::: ENTRIES

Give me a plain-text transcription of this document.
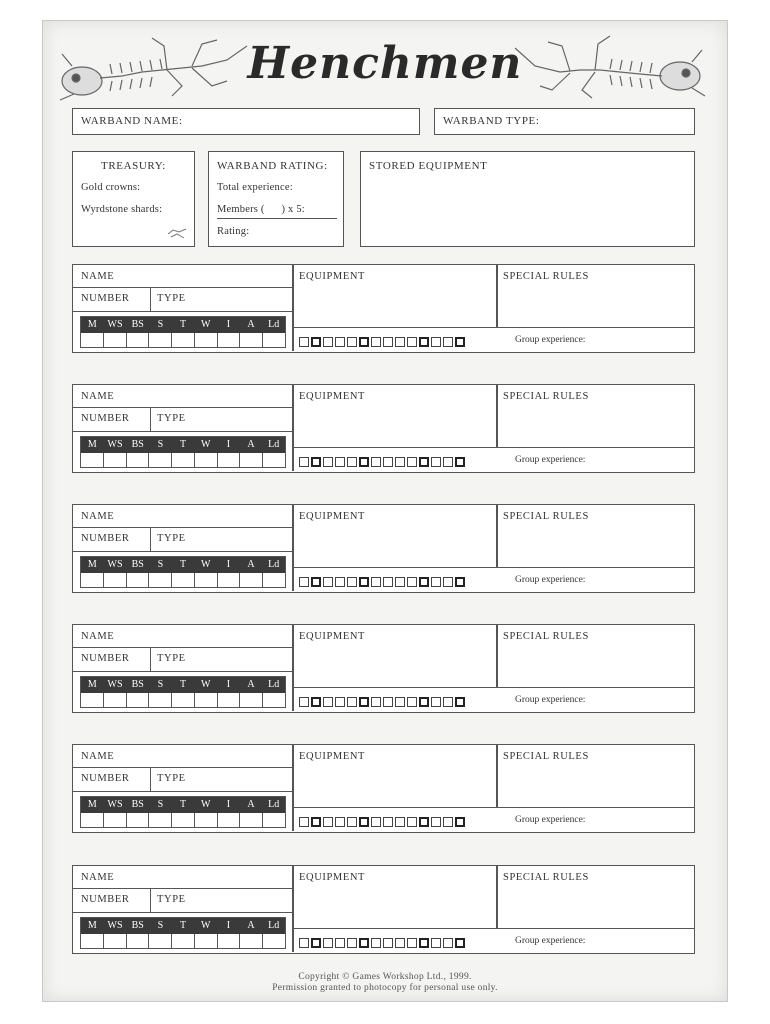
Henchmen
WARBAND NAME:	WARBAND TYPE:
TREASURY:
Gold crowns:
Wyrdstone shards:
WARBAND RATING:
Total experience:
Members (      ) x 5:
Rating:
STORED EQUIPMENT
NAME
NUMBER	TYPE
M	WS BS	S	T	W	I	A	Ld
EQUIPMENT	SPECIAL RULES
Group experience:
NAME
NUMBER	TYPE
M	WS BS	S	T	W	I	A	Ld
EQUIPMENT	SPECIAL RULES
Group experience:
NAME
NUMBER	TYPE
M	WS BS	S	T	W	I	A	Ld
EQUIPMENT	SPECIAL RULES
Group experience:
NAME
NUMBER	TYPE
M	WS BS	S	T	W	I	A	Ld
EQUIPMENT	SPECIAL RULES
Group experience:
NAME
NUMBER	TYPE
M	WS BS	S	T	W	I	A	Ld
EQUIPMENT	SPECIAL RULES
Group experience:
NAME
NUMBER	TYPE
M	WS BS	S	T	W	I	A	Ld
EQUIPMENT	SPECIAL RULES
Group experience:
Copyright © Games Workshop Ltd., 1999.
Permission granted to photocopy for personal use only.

::::::
::: ENTRIES

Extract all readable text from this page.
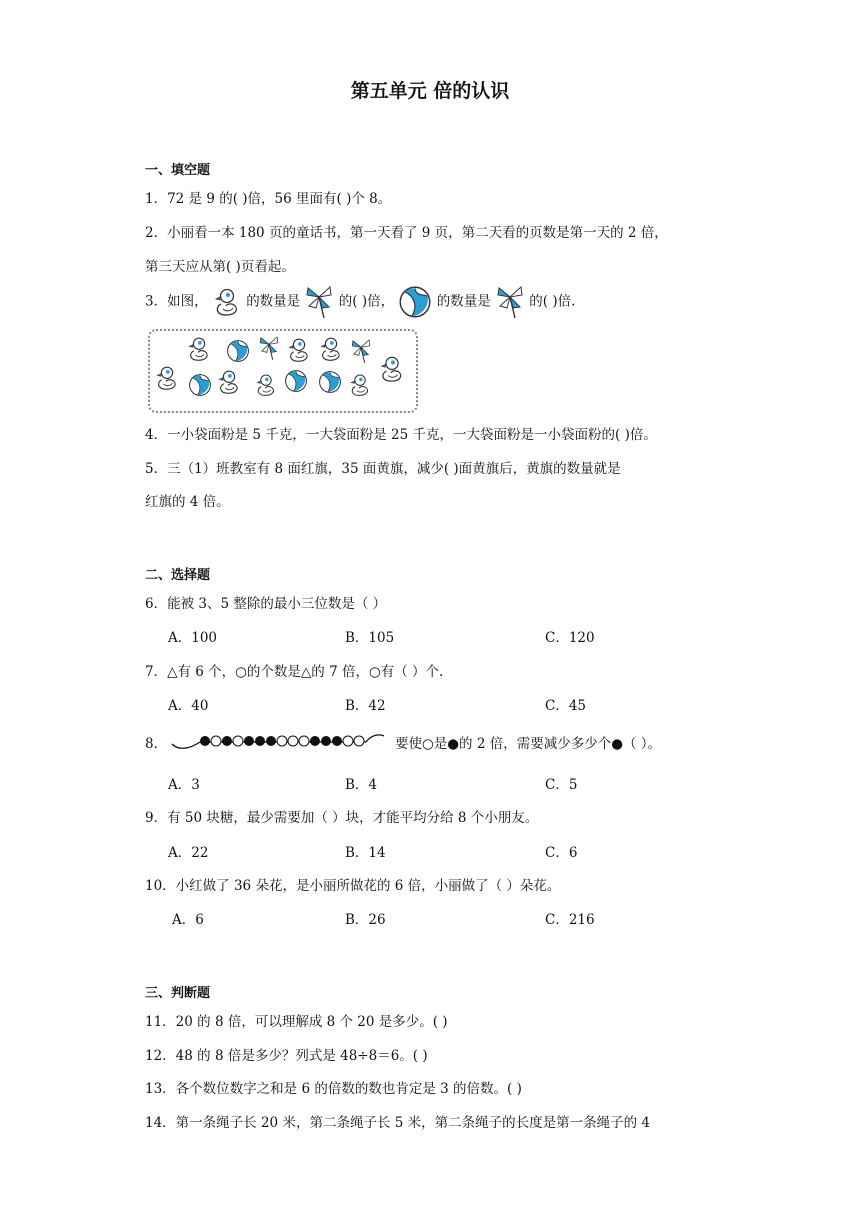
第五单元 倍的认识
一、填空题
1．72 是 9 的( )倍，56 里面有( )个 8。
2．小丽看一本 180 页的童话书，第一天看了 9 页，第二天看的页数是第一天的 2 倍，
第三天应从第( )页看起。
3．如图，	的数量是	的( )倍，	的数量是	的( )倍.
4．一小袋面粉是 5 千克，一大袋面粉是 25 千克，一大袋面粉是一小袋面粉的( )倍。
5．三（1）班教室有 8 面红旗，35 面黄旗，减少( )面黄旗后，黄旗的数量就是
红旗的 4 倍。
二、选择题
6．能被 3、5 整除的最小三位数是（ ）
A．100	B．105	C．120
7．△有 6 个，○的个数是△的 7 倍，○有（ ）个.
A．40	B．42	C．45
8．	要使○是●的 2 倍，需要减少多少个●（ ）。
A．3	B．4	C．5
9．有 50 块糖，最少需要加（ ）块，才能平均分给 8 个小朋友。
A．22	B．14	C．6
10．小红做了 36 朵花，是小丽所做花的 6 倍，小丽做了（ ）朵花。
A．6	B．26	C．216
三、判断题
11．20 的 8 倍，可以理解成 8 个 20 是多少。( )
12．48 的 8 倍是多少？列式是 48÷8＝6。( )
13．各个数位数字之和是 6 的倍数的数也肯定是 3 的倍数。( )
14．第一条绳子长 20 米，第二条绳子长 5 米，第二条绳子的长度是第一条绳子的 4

::::::

_BRIEF_. Collect, from the material above, every line containing the word "text".

_ANSWER TO THE TASK_.
Give me a plain-text transcription of this document.
Extract all readable text from this page.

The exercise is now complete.